- Supplied records:
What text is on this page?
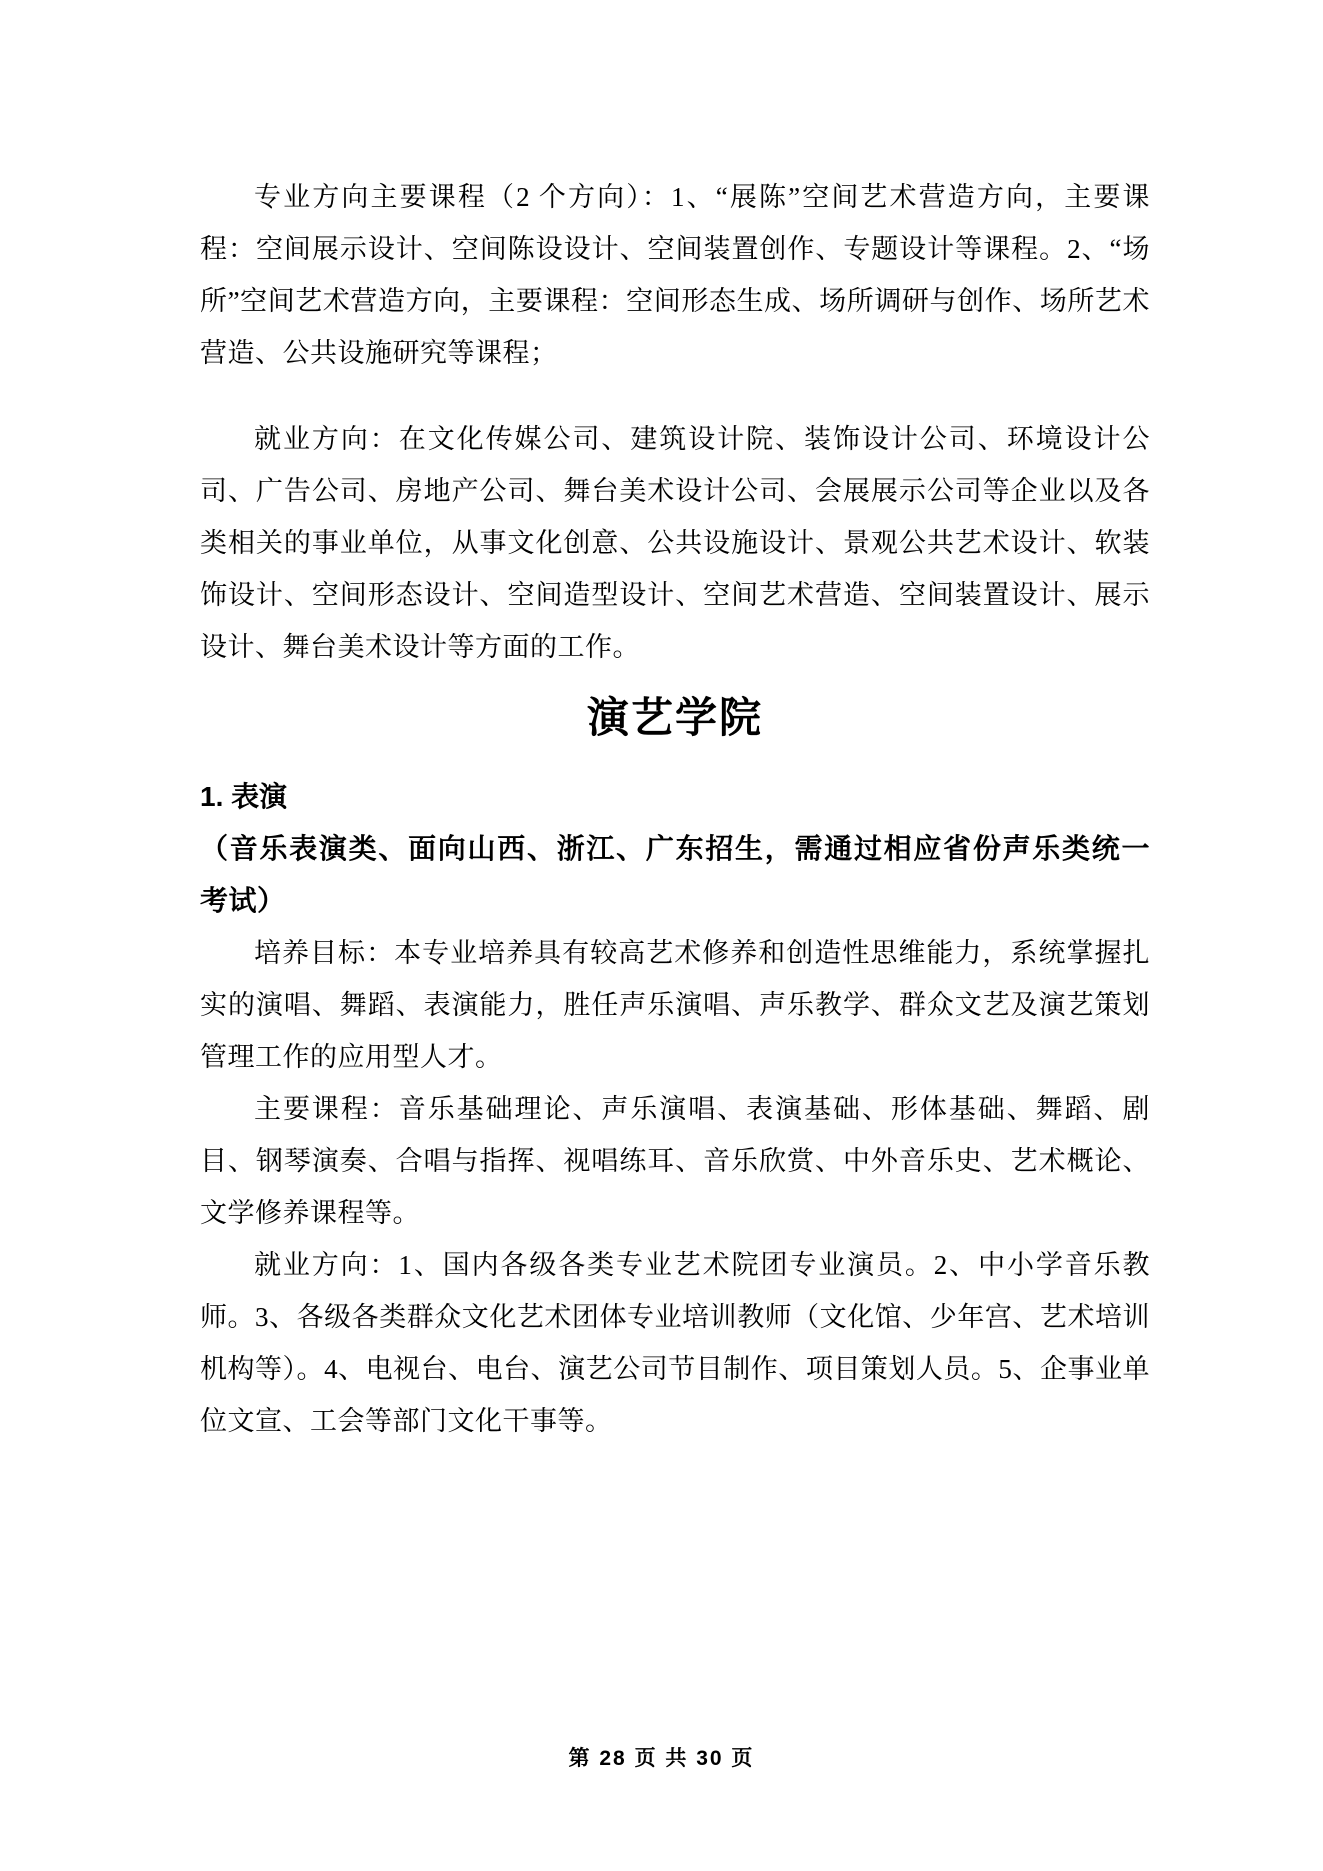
专业方向主要课程（2 个方向）：1、“展陈”空间艺术营造方向，主要课程：空间展示设计、空间陈设设计、空间装置创作、专题设计等课程。2、“场所”空间艺术营造方向，主要课程：空间形态生成、场所调研与创作、场所艺术营造、公共设施研究等课程；

就业方向：在文化传媒公司、建筑设计院、装饰设计公司、环境设计公司、广告公司、房地产公司、舞台美术设计公司、会展展示公司等企业以及各类相关的事业单位，从事文化创意、公共设施设计、景观公共艺术设计、软装饰设计、空间形态设计、空间造型设计、空间艺术营造、空间装置设计、展示设计、舞台美术设计等方面的工作。

演艺学院
1. 表演

（音乐表演类、面向山西、浙江、广东招生，需通过相应省份声乐类统一

考试）

培养目标：本专业培养具有较高艺术修养和创造性思维能力，系统掌握扎实的演唱、舞蹈、表演能力，胜任声乐演唱、声乐教学、群众文艺及演艺策划管理工作的应用型人才。

主要课程：音乐基础理论、声乐演唱、表演基础、形体基础、舞蹈、剧目、钢琴演奏、合唱与指挥、视唱练耳、音乐欣赏、中外音乐史、艺术概论、文学修养课程等。

就业方向：1、国内各级各类专业艺术院团专业演员。2、中小学音乐教师。3、各级各类群众文化艺术团体专业培训教师（文化馆、少年宫、艺术培训机构等）。4、电视台、电台、演艺公司节目制作、项目策划人员。5、企事业单位文宣、工会等部门文化干事等。

第 28 页 共 30 页
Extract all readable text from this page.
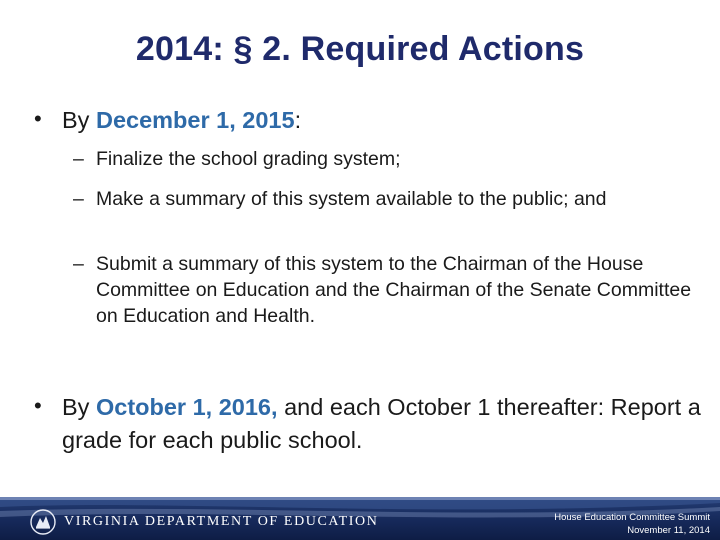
2014: § 2. Required Actions
• By December 1, 2015:
– Finalize the school grading system;
– Make a summary of this system available to the public; and
– Submit a summary of this system to the Chairman of the House Committee on Education and the Chairman of the Senate Committee on Education and Health.
• By October 1, 2016, and each October 1 thereafter: Report a grade for each public school.
VIRGINIA DEPARTMENT OF EDUCATION	House Education Committee Summit
November 11, 2014
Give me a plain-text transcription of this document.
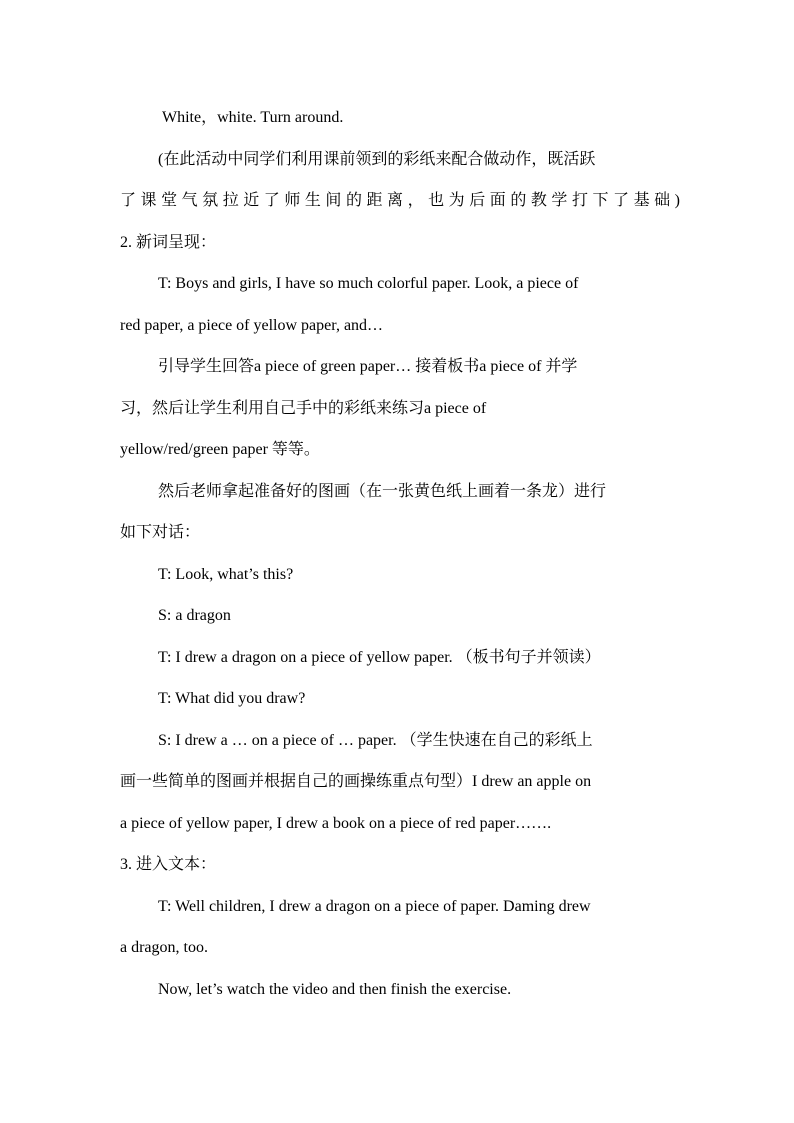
White，white. Turn around.
(在此活动中同学们利用课前领到的彩纸来配合做动作，既活跃
了课堂气氛拉近了师生间的距离，也为后面的教学打下了基础)
2. 新词呈现：
T: Boys and girls, I have so much colorful paper. Look, a piece of
red paper, a piece of yellow paper, and…
引导学生回答a piece of green paper… 接着板书a piece of 并学
习，然后让学生利用自己手中的彩纸来练习a piece of
yellow/red/green paper 等等。
然后老师拿起准备好的图画（在一张黄色纸上画着一条龙）进行
如下对话：
T: Look, what’s this?
S: a dragon
T: I drew a dragon on a piece of yellow paper. （板书句子并领读）
T: What did you draw?
S: I drew a … on a piece of … paper. （学生快速在自己的彩纸上
画一些简单的图画并根据自己的画操练重点句型）I drew an apple on
a piece of yellow paper, I drew a book on a piece of red paper…….
3. 进入文本：
T: Well children, I drew a dragon on a piece of paper. Daming drew
a dragon, too.
Now, let’s watch the video and then finish the exercise.
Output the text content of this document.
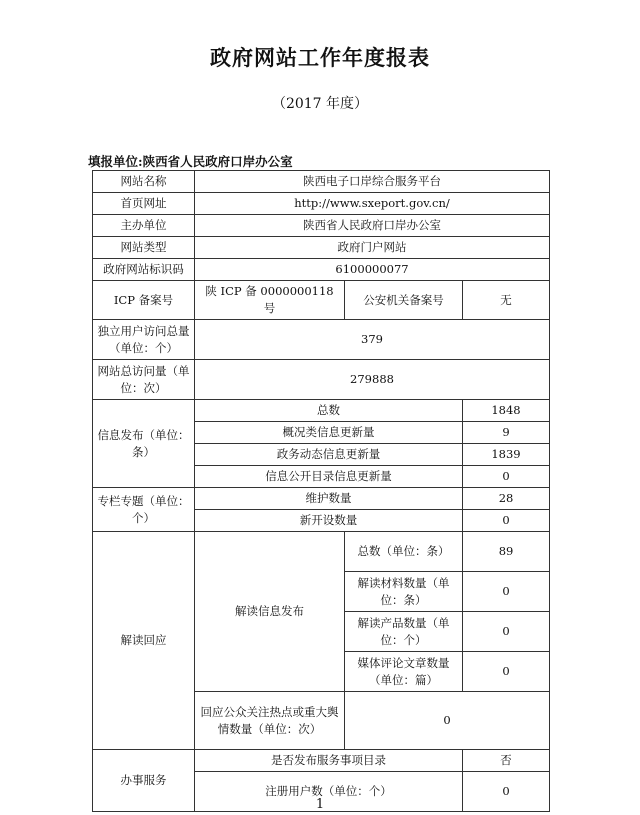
政府网站工作年度报表
（2017 年度）
填报单位:陕西省人民政府口岸办公室
网站名称	陕西电子口岸综合服务平台		
首页网址	http://www.sxeport.gov.cn/		
主办单位	陕西省人民政府口岸办公室		
网站类型	政府门户网站		
政府网站标识码	6100000077		
ICP 备案号	陕 ICP 备 0000000118 号	公安机关备案号	无
独立用户访问总量（单位：个）	379		
网站总访问量（单位：次）	279888		
信息发布（单位：条）	总数		1848
	概况类信息更新量		9
	政务动态信息更新量		1839
	信息公开目录信息更新量		0
专栏专题（单位：个）	维护数量		28
	新开设数量		0
解读回应	解读信息发布	总数（单位：条）	89
		解读材料数量（单位：条）	0
		解读产品数量（单位：个）	0
		媒体评论文章数量（单位：篇）	0
	回应公众关注热点或重大舆情数量（单位：次）	0	
办事服务	是否发布服务事项目录		否
	注册用户数（单位：个）		0
1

- Directions:
Quote the records in full and exactly; skip any image.

- Solution to the exercise:
What text is on this page?
专业方向主要课程（2 个方向）：1、“展陈”空间艺术营造方向，主要课程：空间展示设计、空间陈设设计、空间装置创作、专题设计等课程。2、“场所”空间艺术营造方向，主要课程：空间形态生成、场所调研与创作、场所艺术营造、公共设施研究等课程；

就业方向：在文化传媒公司、建筑设计院、装饰设计公司、环境设计公司、广告公司、房地产公司、舞台美术设计公司、会展展示公司等企业以及各类相关的事业单位，从事文化创意、公共设施设计、景观公共艺术设计、软装饰设计、空间形态设计、空间造型设计、空间艺术营造、空间装置设计、展示设计、舞台美术设计等方面的工作。

演艺学院
1. 表演

（音乐表演类、面向山西、浙江、广东招生，需通过相应省份声乐类统一

考试）

培养目标：本专业培养具有较高艺术修养和创造性思维能力，系统掌握扎实的演唱、舞蹈、表演能力，胜任声乐演唱、声乐教学、群众文艺及演艺策划管理工作的应用型人才。

主要课程：音乐基础理论、声乐演唱、表演基础、形体基础、舞蹈、剧目、钢琴演奏、合唱与指挥、视唱练耳、音乐欣赏、中外音乐史、艺术概论、文学修养课程等。

就业方向：1、国内各级各类专业艺术院团专业演员。2、中小学音乐教师。3、各级各类群众文化艺术团体专业培训教师（文化馆、少年宫、艺术培训机构等）。4、电视台、电台、演艺公司节目制作、项目策划人员。5、企事业单位文宣、工会等部门文化干事等。

第 28 页 共 30 页
Extract all readable text from this page.
2014: § 2. Required Actions
• By December 1, 2015:
– Finalize the school grading system;
– Make a summary of this system available to the public; and
– Submit a summary of this system to the Chairman of the House Committee on Education and the Chairman of the Senate Committee on Education and Health.
• By October 1, 2016, and each October 1 thereafter: Report a grade for each public school.
VIRGINIA DEPARTMENT OF EDUCATION	House Education Committee Summit
November 11, 2014
Give me a plain-text transcription of this document.
White，white. Turn around.
(在此活动中同学们利用课前领到的彩纸来配合做动作，既活跃
了课堂气氛拉近了师生间的距离，也为后面的教学打下了基础)
2. 新词呈现：
T: Boys and girls, I have so much colorful paper. Look, a piece of
red paper, a piece of yellow paper, and…
引导学生回答a piece of green paper… 接着板书a piece of 并学
习，然后让学生利用自己手中的彩纸来练习a piece of
yellow/red/green paper 等等。
然后老师拿起准备好的图画（在一张黄色纸上画着一条龙）进行
如下对话：
T: Look, what’s this?
S: a dragon
T: I drew a dragon on a piece of yellow paper. （板书句子并领读）
T: What did you draw?
S: I drew a … on a piece of … paper. （学生快速在自己的彩纸上
画一些简单的图画并根据自己的画操练重点句型）I drew an apple on
a piece of yellow paper, I drew a book on a piece of red paper…….
3. 进入文本：
T: Well children, I drew a dragon on a piece of paper. Daming drew
a dragon, too.
Now, let’s watch the video and then finish the exercise.
Output the text content of this document.
政府网站工作年度报表
（2017 年度）
填报单位:陕西省人民政府口岸办公室
网站名称	陕西电子口岸综合服务平台		
首页网址	http://www.sxeport.gov.cn/		
主办单位	陕西省人民政府口岸办公室		
网站类型	政府门户网站		
政府网站标识码	6100000077		
ICP 备案号	陕 ICP 备 0000000118 号	公安机关备案号	无
独立用户访问总量（单位：个）	379		
网站总访问量（单位：次）	279888		
信息发布（单位：条）	总数		1848
	概况类信息更新量		9
	政务动态信息更新量		1839
	信息公开目录信息更新量		0
专栏专题（单位：个）	维护数量		28
	新开设数量		0
解读回应	解读信息发布	总数（单位：条）	89
		解读材料数量（单位：条）	0
		解读产品数量（单位：个）	0
		媒体评论文章数量（单位：篇）	0
	回应公众关注热点或重大舆情数量（单位：次）	0	
办事服务	是否发布服务事项目录		否
	注册用户数（单位：个）		0
1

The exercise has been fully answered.